### Material for this exercise
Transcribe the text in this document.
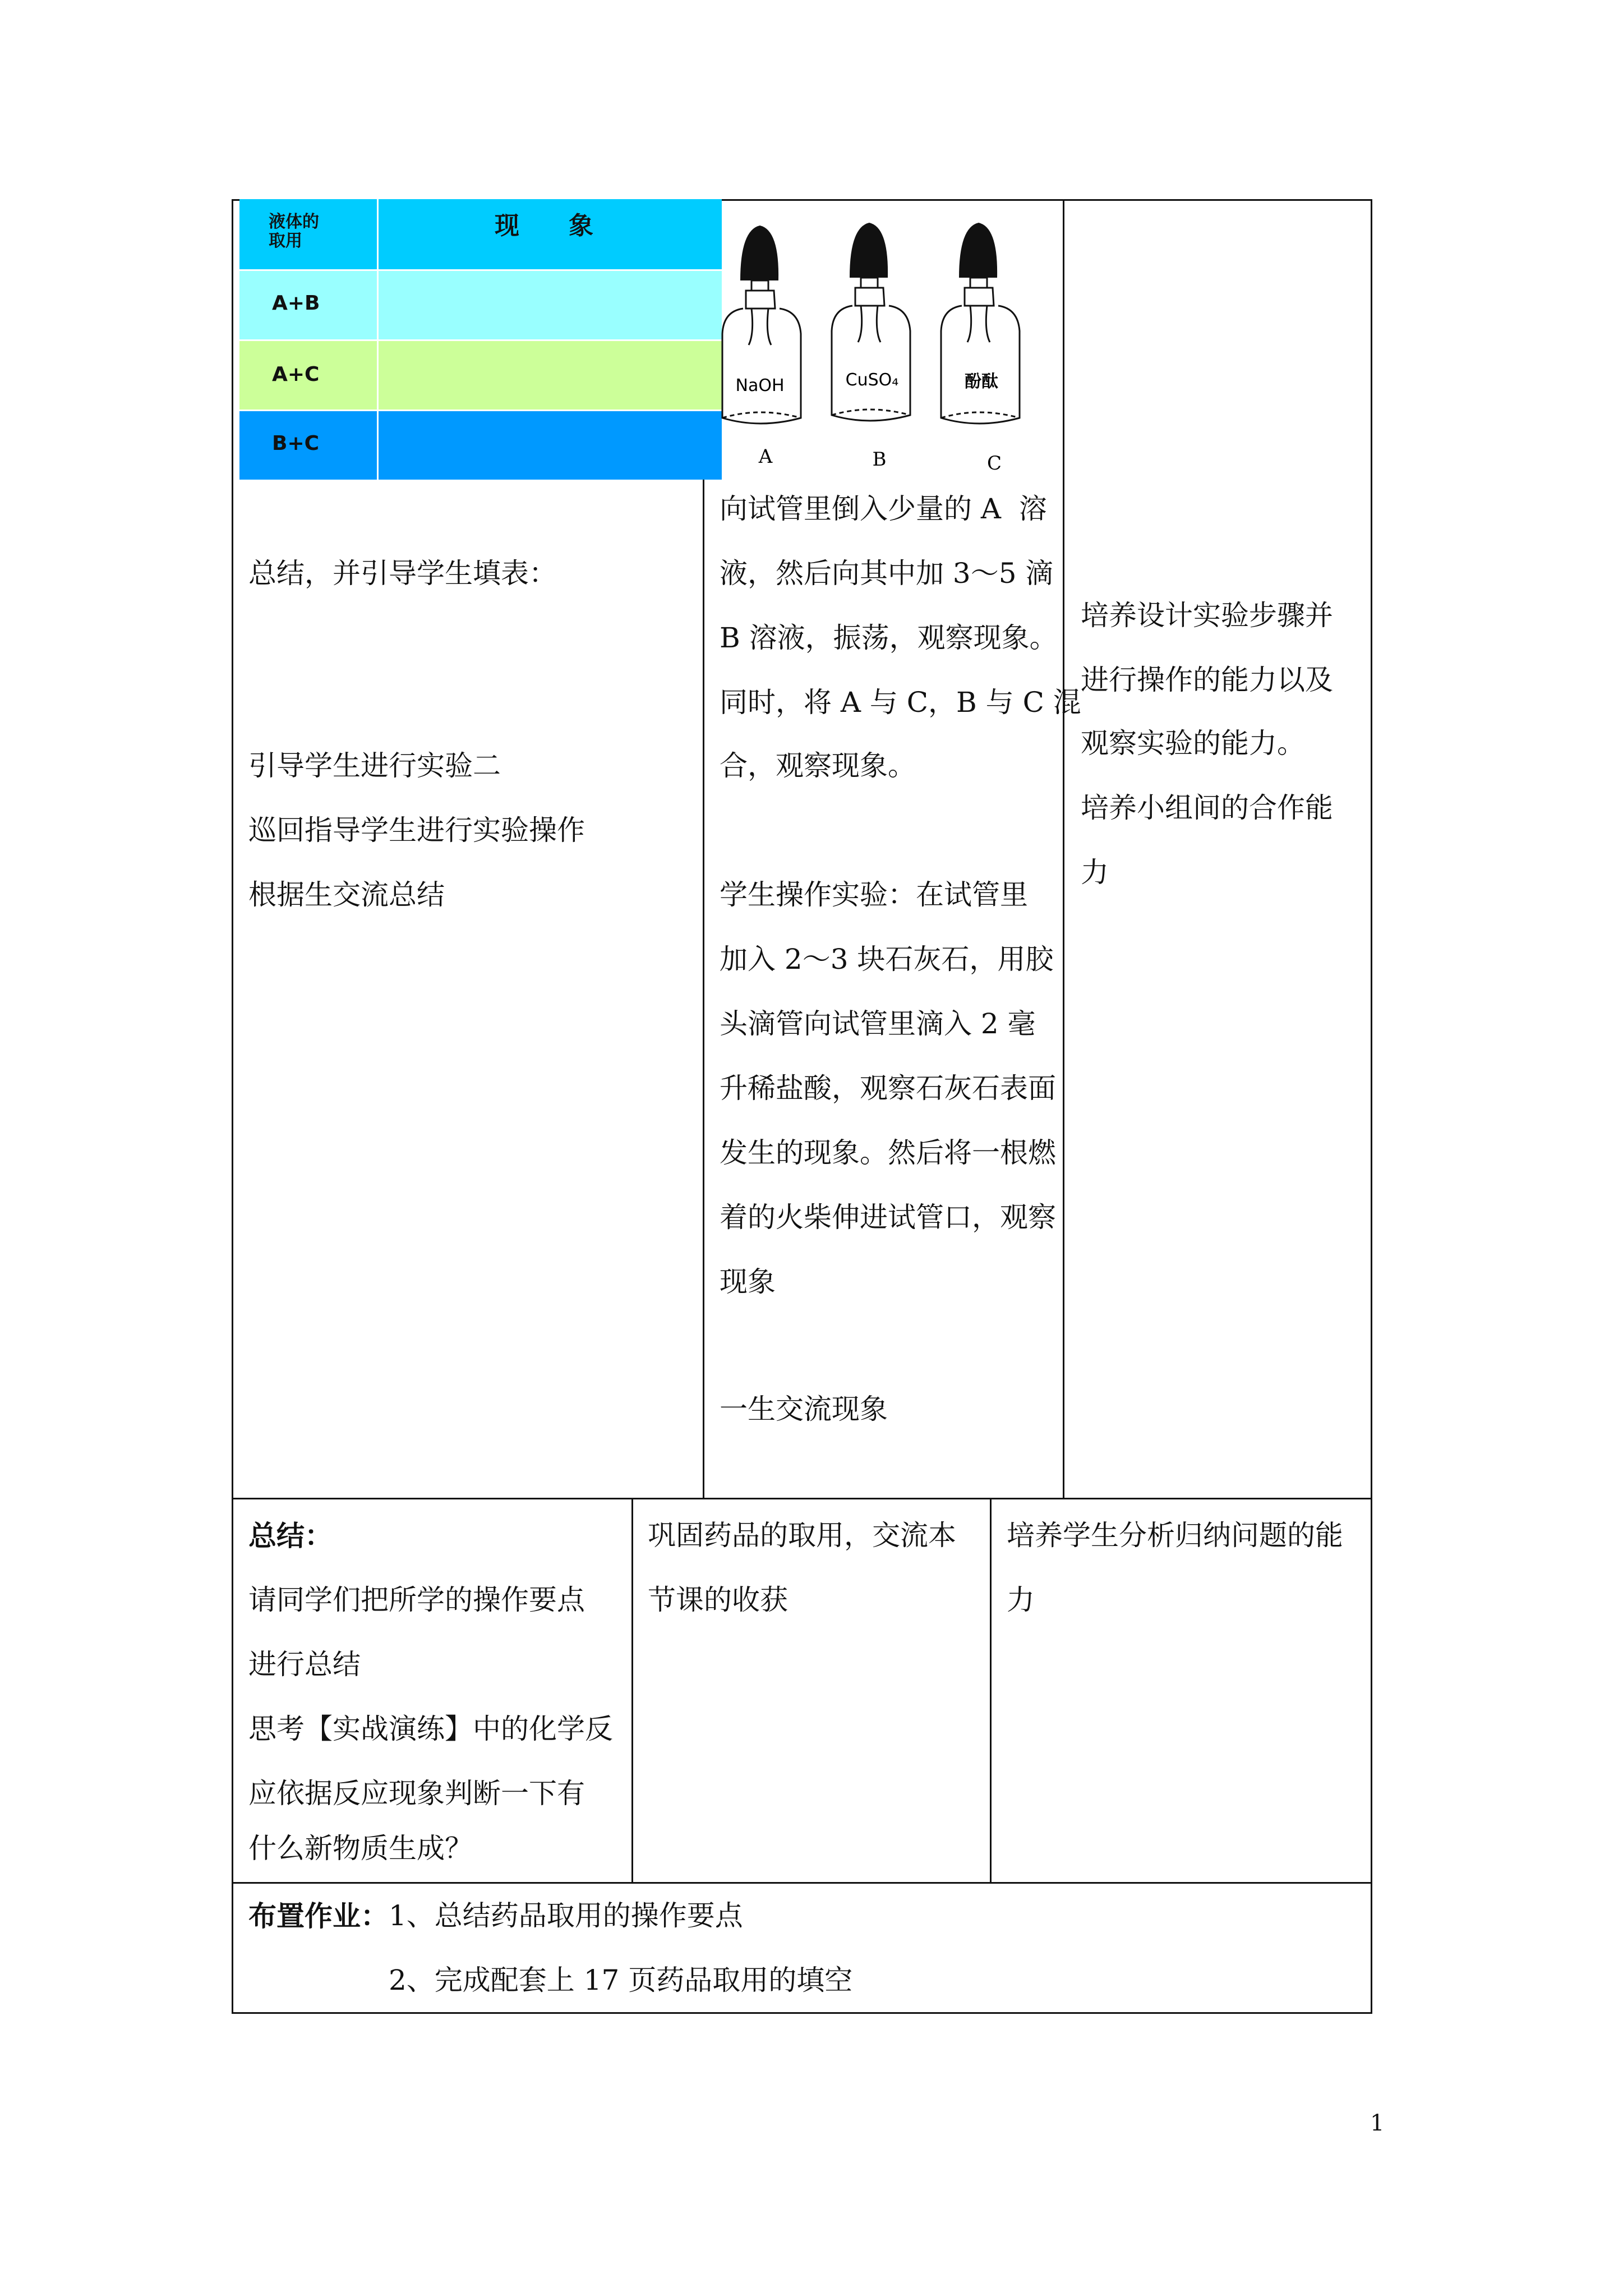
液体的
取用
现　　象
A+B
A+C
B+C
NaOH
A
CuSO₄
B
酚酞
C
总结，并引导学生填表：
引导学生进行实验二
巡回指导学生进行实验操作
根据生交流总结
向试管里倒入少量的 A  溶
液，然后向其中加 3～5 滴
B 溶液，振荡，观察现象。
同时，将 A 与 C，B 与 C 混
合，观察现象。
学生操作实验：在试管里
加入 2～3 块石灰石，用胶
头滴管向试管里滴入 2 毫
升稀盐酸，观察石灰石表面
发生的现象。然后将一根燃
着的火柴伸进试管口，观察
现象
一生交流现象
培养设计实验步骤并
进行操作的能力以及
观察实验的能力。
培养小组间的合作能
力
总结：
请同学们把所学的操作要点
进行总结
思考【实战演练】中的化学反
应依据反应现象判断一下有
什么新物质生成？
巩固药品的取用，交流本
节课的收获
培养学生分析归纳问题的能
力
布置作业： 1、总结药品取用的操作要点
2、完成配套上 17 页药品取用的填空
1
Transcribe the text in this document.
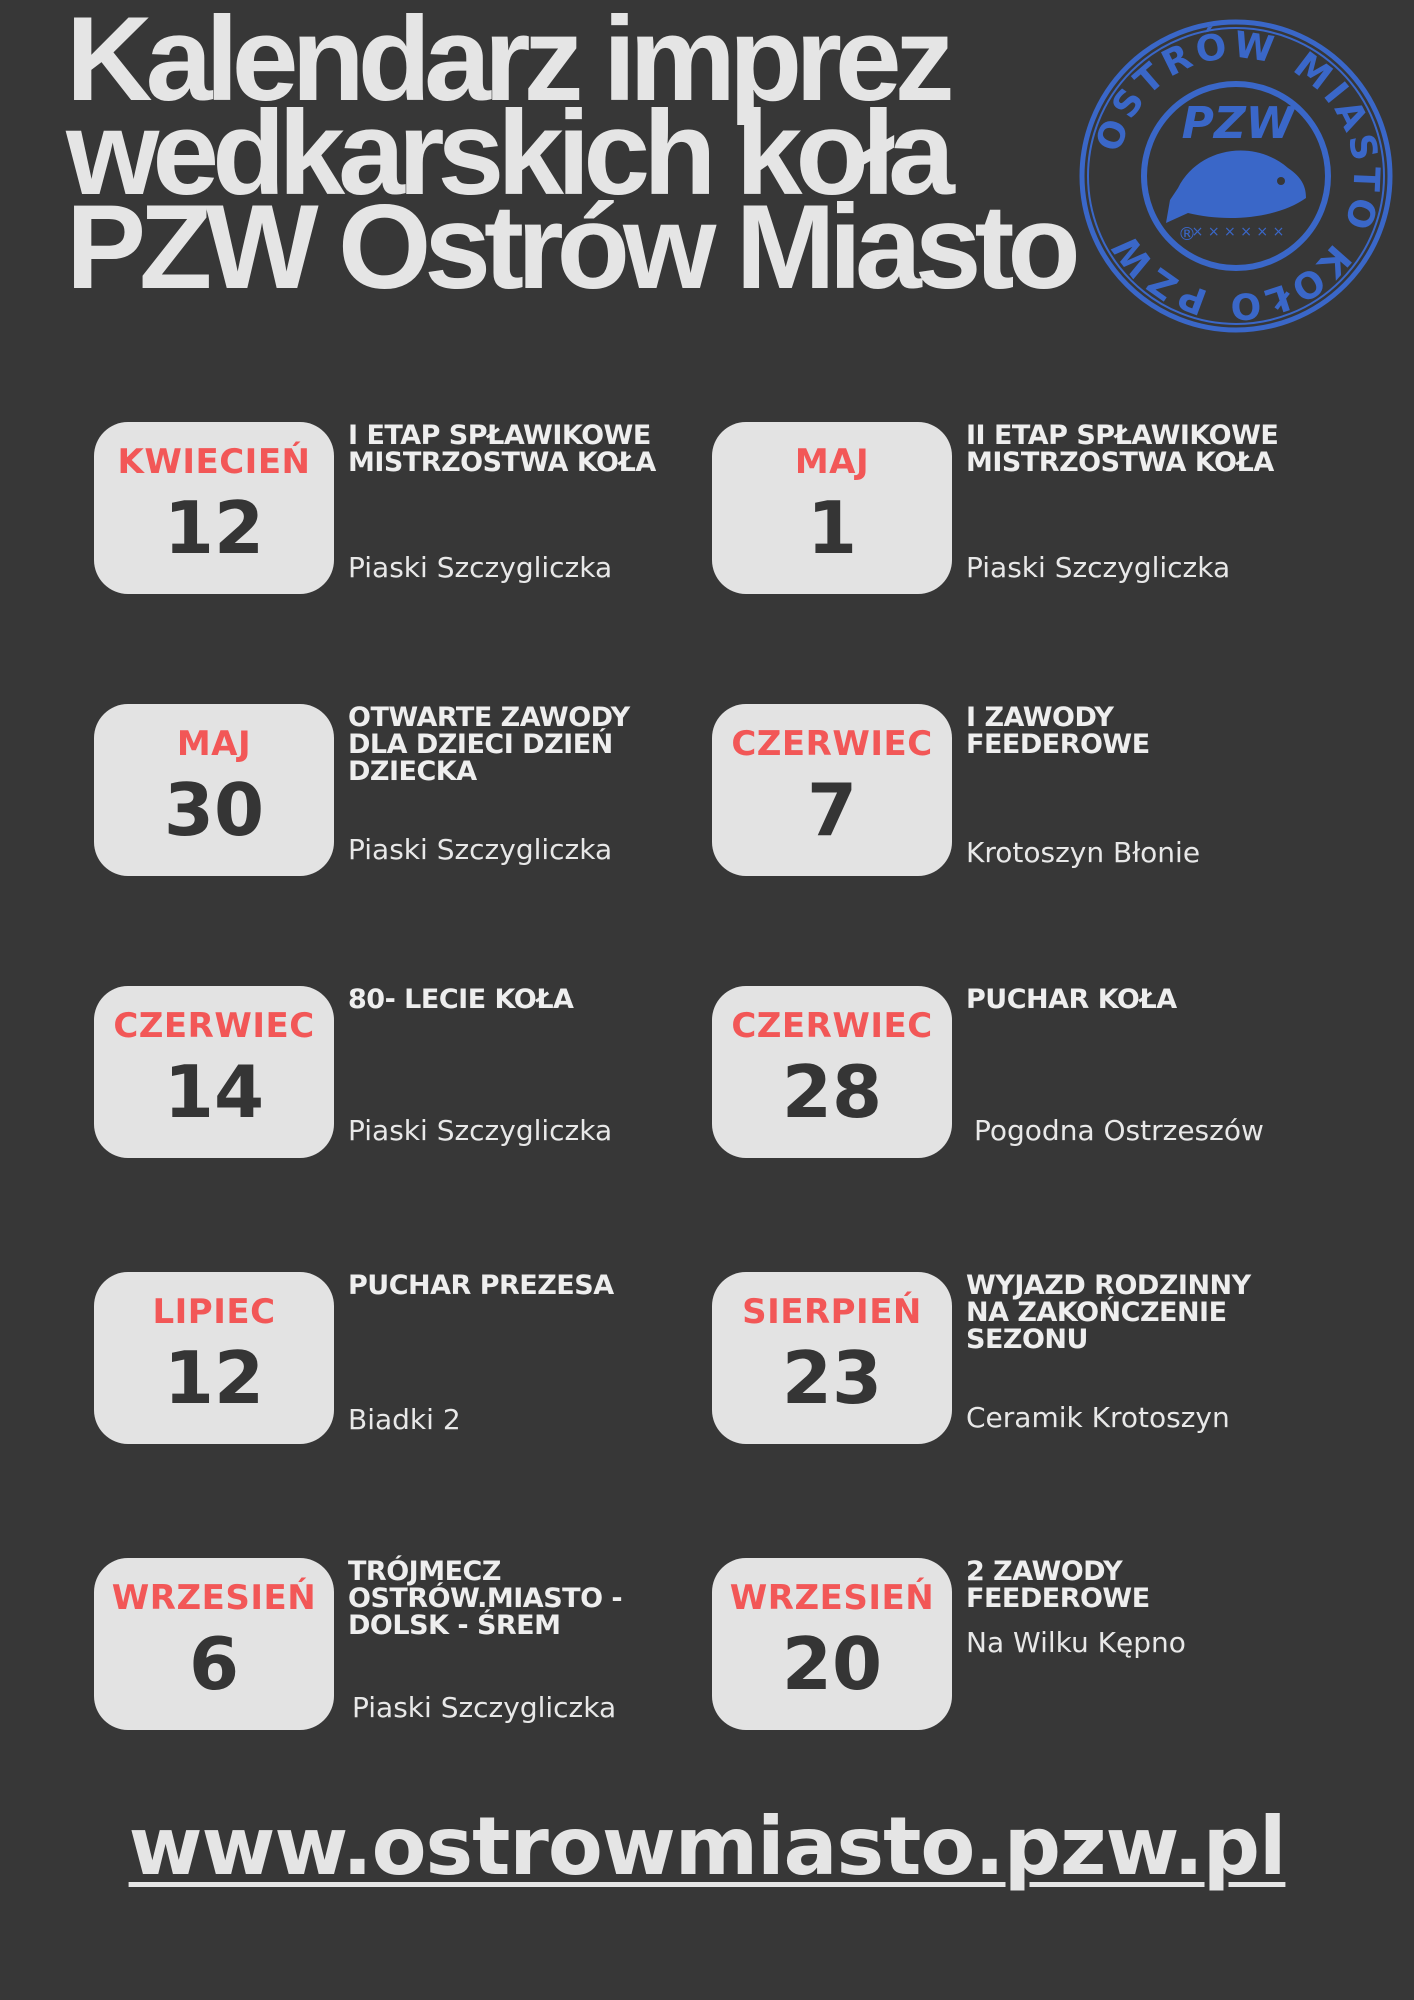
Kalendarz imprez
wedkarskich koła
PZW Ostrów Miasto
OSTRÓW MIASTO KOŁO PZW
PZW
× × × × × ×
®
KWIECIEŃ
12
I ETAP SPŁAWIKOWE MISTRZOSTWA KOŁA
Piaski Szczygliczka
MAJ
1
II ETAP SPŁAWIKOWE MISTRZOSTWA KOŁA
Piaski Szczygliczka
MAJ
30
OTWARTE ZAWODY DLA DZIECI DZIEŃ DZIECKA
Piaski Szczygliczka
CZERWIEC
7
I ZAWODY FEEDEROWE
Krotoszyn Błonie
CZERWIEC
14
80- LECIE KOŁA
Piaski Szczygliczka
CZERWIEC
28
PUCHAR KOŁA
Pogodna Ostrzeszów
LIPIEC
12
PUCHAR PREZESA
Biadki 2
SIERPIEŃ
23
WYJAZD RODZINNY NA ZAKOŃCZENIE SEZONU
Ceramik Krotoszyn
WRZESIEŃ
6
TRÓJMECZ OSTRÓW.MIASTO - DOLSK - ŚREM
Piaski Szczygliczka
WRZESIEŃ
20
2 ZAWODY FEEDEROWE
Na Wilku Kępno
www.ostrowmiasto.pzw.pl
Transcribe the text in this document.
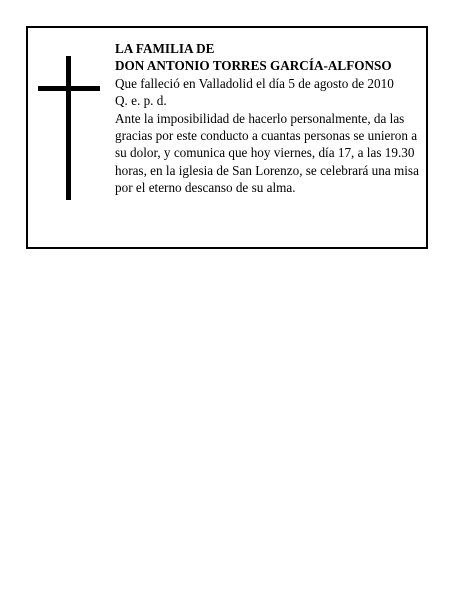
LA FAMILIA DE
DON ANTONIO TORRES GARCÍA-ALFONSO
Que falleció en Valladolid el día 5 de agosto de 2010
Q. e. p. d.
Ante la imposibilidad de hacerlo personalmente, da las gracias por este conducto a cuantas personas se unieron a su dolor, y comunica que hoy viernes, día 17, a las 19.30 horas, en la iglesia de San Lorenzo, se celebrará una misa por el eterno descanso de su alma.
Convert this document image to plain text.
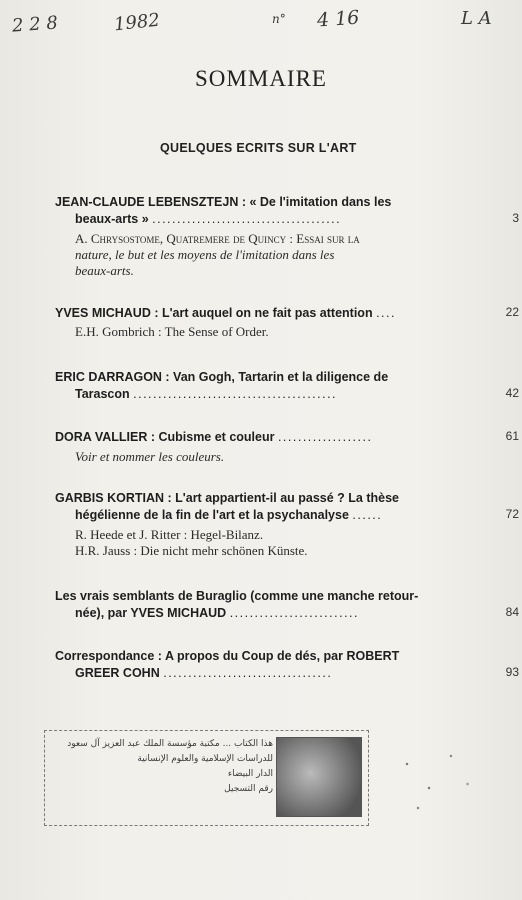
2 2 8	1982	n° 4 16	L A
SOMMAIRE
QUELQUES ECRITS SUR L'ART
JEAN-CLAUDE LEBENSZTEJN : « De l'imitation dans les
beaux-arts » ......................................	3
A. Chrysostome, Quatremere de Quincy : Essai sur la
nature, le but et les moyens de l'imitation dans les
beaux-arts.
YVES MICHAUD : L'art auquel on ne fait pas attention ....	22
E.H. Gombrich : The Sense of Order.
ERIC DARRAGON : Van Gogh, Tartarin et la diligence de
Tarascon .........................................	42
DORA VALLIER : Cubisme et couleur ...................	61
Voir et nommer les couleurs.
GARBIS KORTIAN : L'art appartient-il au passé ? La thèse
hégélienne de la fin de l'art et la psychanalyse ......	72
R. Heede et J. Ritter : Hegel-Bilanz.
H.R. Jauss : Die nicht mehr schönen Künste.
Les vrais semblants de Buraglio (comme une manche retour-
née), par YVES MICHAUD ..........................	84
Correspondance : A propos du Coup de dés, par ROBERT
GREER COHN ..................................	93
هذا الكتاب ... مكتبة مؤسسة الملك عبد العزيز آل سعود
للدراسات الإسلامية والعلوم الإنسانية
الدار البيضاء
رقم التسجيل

### What you are asked to do
Each record above should be copied character for character, with pictures dropped.

### The reply
Transcribe the text in this document.
液体的
取用
现　　象
A+B
A+C
B+C
NaOH
A
CuSO₄
B
酚酞
C
总结，并引导学生填表：
引导学生进行实验二
巡回指导学生进行实验操作
根据生交流总结
向试管里倒入少量的 A  溶
液，然后向其中加 3～5 滴
B 溶液，振荡，观察现象。
同时，将 A 与 C，B 与 C 混
合，观察现象。
学生操作实验：在试管里
加入 2～3 块石灰石，用胶
头滴管向试管里滴入 2 毫
升稀盐酸，观察石灰石表面
发生的现象。然后将一根燃
着的火柴伸进试管口，观察
现象
一生交流现象
培养设计实验步骤并
进行操作的能力以及
观察实验的能力。
培养小组间的合作能
力
总结：
请同学们把所学的操作要点
进行总结
思考【实战演练】中的化学反
应依据反应现象判断一下有
什么新物质生成？
巩固药品的取用，交流本
节课的收获
培养学生分析归纳问题的能
力
布置作业： 1、总结药品取用的操作要点
2、完成配套上 17 页药品取用的填空
1
Transcribe the text in this document.
Kalendarz imprez
wedkarskich koła
PZW Ostrów Miasto
OSTRÓW MIASTO KOŁO PZW
PZW
× × × × × ×
®
KWIECIEŃ
12
I ETAP SPŁAWIKOWE MISTRZOSTWA KOŁA
Piaski Szczygliczka
MAJ
1
II ETAP SPŁAWIKOWE MISTRZOSTWA KOŁA
Piaski Szczygliczka
MAJ
30
OTWARTE ZAWODY DLA DZIECI DZIEŃ DZIECKA
Piaski Szczygliczka
CZERWIEC
7
I ZAWODY FEEDEROWE
Krotoszyn Błonie
CZERWIEC
14
80- LECIE KOŁA
Piaski Szczygliczka
CZERWIEC
28
PUCHAR KOŁA
Pogodna Ostrzeszów
LIPIEC
12
PUCHAR PREZESA
Biadki 2
SIERPIEŃ
23
WYJAZD RODZINNY NA ZAKOŃCZENIE SEZONU
Ceramik Krotoszyn
WRZESIEŃ
6
TRÓJMECZ OSTRÓW.MIASTO - DOLSK - ŚREM
Piaski Szczygliczka
WRZESIEŃ
20
2 ZAWODY FEEDEROWE
Na Wilku Kępno
www.ostrowmiasto.pzw.pl
Transcribe the text in this document.
LA FAMILIA DE
DON ANTONIO TORRES GARCÍA-ALFONSO
Que falleció en Valladolid el día 5 de agosto de 2010
Q. e. p. d.
Ante la imposibilidad de hacerlo personalmente, da las gracias por este conducto a cuantas personas se unieron a su dolor, y comunica que hoy viernes, día 17, a las 19.30 horas, en la iglesia de San Lorenzo, se celebrará una misa por el eterno descanso de su alma.
Convert this document image to plain text.
2 2 8	1982	n° 4 16	L A
SOMMAIRE
QUELQUES ECRITS SUR L'ART
JEAN-CLAUDE LEBENSZTEJN : « De l'imitation dans les
beaux-arts » ......................................	3
A. Chrysostome, Quatremere de Quincy : Essai sur la
nature, le but et les moyens de l'imitation dans les
beaux-arts.
YVES MICHAUD : L'art auquel on ne fait pas attention ....	22
E.H. Gombrich : The Sense of Order.
ERIC DARRAGON : Van Gogh, Tartarin et la diligence de
Tarascon .........................................	42
DORA VALLIER : Cubisme et couleur ...................	61
Voir et nommer les couleurs.
GARBIS KORTIAN : L'art appartient-il au passé ? La thèse
hégélienne de la fin de l'art et la psychanalyse ......	72
R. Heede et J. Ritter : Hegel-Bilanz.
H.R. Jauss : Die nicht mehr schönen Künste.
Les vrais semblants de Buraglio (comme une manche retour-
née), par YVES MICHAUD ..........................	84
Correspondance : A propos du Coup de dés, par ROBERT
GREER COHN ..................................	93
هذا الكتاب ... مكتبة مؤسسة الملك عبد العزيز آل سعود
للدراسات الإسلامية والعلوم الإنسانية
الدار البيضاء
رقم التسجيل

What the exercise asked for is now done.